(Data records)
______________________________
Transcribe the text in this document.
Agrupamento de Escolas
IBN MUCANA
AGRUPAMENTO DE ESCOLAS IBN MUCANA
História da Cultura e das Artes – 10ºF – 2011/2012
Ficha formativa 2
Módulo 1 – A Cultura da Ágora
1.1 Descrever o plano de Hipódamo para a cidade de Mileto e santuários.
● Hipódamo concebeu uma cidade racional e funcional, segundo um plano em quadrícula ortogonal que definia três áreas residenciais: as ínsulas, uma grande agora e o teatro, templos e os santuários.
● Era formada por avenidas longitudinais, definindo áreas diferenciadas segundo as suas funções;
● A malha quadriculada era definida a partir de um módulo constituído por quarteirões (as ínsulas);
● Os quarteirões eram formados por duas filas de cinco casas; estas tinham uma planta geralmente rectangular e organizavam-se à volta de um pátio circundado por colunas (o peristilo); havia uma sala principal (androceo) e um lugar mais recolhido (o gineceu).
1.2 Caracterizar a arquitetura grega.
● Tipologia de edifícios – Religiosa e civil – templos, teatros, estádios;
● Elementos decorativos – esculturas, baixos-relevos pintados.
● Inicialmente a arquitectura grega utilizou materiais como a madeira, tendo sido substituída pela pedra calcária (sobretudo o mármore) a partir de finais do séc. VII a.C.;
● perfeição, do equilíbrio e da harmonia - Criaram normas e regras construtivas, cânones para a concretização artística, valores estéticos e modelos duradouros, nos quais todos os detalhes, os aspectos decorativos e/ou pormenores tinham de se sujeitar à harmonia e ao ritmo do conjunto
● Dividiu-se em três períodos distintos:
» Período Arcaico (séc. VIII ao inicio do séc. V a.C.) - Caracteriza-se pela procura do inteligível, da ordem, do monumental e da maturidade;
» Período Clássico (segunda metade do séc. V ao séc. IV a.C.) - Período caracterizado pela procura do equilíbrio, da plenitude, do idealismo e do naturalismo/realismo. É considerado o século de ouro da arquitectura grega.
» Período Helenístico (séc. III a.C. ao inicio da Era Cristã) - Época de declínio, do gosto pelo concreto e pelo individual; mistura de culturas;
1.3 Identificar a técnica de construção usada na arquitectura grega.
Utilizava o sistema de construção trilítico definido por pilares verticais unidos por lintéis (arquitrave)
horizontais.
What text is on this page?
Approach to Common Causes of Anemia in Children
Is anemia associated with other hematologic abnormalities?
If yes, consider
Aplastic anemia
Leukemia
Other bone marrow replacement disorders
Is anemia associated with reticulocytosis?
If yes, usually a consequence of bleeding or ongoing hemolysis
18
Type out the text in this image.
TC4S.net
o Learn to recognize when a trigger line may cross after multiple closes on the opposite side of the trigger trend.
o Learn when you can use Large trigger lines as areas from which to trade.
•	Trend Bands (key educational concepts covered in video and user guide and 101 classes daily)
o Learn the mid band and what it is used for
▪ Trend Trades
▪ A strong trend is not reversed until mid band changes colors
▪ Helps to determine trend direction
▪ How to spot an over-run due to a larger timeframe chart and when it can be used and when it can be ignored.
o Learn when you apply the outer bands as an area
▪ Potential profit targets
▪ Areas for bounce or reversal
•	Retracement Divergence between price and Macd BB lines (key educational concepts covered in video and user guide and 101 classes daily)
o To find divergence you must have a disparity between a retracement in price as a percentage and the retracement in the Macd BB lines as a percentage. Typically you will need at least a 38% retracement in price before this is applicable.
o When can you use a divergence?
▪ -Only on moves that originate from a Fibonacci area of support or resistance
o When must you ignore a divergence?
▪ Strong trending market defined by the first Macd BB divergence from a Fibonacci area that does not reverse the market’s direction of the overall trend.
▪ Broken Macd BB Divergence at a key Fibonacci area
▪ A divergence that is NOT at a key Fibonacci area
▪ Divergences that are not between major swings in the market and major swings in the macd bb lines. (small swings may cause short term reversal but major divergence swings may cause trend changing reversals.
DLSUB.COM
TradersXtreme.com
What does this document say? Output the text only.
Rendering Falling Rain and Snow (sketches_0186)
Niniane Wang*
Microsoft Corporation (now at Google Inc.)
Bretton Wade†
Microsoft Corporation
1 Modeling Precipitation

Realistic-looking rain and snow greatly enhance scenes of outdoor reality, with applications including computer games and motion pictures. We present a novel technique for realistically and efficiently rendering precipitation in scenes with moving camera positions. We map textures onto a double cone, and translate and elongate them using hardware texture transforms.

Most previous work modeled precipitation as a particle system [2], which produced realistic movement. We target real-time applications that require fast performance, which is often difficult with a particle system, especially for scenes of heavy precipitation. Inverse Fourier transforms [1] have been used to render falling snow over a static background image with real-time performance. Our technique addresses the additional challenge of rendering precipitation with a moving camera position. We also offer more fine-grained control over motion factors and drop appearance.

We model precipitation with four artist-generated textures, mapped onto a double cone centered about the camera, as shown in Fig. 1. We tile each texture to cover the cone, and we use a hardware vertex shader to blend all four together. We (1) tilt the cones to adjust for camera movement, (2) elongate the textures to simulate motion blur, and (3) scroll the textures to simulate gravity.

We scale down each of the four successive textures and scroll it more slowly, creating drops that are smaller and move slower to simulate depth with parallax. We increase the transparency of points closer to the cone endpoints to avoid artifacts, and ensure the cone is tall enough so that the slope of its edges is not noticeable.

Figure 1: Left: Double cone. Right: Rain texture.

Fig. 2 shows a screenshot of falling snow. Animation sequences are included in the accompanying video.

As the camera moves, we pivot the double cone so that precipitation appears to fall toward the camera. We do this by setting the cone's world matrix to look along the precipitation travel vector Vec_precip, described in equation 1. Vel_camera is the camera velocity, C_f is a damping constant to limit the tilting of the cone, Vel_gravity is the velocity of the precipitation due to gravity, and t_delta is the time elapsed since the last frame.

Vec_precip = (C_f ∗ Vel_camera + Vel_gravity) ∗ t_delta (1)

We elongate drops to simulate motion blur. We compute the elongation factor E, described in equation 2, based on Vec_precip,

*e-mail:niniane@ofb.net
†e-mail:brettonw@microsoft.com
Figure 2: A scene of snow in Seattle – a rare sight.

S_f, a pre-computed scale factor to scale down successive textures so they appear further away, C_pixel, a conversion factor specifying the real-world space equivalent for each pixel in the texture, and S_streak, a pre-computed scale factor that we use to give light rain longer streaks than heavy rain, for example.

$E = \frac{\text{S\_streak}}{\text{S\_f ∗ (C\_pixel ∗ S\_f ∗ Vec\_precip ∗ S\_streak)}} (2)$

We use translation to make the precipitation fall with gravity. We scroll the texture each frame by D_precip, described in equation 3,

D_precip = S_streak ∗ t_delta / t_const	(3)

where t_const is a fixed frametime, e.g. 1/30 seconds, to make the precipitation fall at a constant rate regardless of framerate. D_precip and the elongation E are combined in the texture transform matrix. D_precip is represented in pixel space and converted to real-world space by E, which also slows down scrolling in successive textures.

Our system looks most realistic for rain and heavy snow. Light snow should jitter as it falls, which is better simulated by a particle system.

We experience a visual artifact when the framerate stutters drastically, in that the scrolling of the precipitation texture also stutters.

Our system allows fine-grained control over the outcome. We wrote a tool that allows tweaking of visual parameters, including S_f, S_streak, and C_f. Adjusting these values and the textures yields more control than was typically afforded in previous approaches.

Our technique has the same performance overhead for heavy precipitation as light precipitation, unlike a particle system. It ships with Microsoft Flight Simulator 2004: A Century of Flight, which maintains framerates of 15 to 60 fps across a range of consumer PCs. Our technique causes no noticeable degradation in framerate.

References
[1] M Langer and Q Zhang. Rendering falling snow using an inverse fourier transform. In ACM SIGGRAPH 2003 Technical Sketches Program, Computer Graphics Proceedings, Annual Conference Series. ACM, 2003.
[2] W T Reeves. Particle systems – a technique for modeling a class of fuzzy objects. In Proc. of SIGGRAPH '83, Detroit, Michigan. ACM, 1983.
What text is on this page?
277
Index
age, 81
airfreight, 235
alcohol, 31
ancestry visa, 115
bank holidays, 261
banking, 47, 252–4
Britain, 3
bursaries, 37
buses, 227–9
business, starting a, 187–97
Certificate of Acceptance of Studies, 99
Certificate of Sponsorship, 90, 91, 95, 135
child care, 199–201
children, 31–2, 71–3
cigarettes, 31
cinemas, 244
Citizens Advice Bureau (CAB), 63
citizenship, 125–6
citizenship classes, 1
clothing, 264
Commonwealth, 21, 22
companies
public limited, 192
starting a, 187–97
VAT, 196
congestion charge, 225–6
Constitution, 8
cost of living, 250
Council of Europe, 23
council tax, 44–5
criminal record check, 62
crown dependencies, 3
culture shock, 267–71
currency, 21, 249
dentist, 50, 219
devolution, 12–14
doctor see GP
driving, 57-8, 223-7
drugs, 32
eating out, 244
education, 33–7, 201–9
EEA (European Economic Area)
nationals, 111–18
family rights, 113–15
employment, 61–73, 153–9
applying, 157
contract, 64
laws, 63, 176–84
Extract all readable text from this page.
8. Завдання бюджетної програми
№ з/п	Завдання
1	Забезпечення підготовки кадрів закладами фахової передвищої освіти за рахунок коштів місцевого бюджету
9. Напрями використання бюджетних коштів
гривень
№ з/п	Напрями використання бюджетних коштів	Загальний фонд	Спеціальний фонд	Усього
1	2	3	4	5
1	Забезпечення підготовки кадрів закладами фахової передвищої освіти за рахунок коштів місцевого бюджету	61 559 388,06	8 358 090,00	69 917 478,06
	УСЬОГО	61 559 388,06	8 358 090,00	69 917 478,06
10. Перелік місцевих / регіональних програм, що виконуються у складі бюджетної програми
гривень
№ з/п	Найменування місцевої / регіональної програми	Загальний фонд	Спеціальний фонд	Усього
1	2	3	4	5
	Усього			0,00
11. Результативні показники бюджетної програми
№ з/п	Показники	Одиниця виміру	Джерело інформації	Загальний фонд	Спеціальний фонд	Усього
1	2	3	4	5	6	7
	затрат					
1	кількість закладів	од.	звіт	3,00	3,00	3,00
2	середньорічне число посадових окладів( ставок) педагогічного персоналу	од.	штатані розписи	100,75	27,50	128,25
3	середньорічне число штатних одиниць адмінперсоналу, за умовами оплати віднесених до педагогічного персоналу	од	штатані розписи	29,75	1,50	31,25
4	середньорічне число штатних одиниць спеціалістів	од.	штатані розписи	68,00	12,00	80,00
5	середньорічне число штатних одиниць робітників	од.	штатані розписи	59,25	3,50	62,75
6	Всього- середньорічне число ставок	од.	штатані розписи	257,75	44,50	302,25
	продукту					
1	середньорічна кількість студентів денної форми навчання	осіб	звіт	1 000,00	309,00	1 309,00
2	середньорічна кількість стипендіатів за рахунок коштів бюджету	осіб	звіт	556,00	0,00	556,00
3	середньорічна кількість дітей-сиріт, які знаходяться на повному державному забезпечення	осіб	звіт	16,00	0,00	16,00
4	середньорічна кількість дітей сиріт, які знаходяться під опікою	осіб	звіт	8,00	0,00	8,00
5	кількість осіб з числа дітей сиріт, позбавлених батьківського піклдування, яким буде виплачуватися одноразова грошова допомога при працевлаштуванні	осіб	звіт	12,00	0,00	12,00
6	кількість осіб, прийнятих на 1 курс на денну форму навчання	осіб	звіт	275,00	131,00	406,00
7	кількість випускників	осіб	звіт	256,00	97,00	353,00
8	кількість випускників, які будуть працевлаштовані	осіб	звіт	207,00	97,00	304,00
______________________________
Scan the records for the string "grega". Copy each line in which it appears.

--- Written answer ---
1.2 Caracterizar a arquitetura grega.
● Inicialmente a arquitectura grega utilizou materiais como a madeira, tendo sido substituída pela pedra calcária (sobretudo o mármore) a partir de finais do séc. VII a.C.;
» Período Clássico (segunda metade do séc. V ao séc. IV a.C.) - Período caracterizado pela procura do equilíbrio, da plenitude, do idealismo e do naturalismo/realismo. É considerado o século de ouro da arquitectura grega.
1.3 Identificar a técnica de construção usada na arquitectura grega.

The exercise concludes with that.